Identify all lines of the data containing the string "земельного" and copy them.

(Records)
-------------------------
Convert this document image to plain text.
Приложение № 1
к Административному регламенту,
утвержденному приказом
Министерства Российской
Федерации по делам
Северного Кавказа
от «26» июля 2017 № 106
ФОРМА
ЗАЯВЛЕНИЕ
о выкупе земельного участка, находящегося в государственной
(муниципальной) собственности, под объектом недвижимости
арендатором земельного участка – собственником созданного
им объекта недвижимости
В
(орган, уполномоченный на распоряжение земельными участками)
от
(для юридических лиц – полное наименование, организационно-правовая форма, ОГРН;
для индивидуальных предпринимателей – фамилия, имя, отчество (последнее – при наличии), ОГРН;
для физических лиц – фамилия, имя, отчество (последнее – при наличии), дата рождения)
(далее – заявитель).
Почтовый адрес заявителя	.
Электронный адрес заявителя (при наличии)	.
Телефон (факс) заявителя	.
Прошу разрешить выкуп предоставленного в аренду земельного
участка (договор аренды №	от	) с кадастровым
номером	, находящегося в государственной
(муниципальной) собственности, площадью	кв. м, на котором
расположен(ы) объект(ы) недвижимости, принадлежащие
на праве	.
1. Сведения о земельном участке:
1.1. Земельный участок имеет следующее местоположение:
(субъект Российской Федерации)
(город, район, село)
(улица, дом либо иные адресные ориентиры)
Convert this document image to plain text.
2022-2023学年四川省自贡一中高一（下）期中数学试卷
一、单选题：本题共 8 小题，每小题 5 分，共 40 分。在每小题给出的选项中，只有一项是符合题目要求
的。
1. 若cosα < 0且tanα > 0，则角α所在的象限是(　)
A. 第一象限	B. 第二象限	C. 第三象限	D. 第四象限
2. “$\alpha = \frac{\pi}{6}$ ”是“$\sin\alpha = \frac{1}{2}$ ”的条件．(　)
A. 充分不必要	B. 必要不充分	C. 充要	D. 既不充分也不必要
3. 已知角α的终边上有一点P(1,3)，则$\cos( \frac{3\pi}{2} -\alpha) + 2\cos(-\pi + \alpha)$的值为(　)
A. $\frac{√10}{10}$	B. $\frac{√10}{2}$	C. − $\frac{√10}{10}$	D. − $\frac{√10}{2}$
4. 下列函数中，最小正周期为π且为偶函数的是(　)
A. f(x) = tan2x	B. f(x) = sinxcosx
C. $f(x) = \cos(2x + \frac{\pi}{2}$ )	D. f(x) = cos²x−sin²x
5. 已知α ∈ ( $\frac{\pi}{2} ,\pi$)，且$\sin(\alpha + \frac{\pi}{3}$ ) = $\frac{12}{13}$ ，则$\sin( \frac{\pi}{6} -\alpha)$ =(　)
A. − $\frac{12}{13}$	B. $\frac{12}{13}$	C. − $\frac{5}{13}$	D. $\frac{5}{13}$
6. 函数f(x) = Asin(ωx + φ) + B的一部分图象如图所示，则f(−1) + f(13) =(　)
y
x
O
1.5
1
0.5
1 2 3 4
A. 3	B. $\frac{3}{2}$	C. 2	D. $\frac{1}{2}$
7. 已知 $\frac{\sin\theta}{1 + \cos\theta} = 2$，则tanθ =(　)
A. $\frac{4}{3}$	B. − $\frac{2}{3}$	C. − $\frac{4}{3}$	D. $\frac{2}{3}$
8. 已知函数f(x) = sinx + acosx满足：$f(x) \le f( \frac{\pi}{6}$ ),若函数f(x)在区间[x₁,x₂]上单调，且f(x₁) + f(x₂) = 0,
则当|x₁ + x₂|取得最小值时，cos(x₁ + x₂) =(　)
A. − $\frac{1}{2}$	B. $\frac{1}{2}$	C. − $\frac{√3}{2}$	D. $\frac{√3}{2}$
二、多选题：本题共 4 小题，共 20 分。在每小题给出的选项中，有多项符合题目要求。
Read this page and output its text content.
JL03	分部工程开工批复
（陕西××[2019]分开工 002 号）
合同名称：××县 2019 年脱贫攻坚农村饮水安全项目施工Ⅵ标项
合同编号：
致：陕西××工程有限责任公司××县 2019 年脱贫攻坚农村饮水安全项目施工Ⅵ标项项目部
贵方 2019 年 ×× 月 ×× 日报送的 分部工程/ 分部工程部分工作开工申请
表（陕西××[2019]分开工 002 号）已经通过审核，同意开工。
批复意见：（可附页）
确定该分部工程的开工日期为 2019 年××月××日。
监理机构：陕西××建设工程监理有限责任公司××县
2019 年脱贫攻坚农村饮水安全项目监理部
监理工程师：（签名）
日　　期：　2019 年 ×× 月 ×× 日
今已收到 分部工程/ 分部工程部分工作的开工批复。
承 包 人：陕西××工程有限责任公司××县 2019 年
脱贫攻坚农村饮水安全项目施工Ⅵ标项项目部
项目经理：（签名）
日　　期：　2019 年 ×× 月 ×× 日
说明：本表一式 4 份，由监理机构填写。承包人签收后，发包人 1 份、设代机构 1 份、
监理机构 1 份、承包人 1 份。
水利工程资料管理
-------------------------
Reply to the task —
о выкупе земельного участка, находящегося в государственной
арендатором земельного участка – собственником созданного
Прошу разрешить выкуп предоставленного в аренду земельного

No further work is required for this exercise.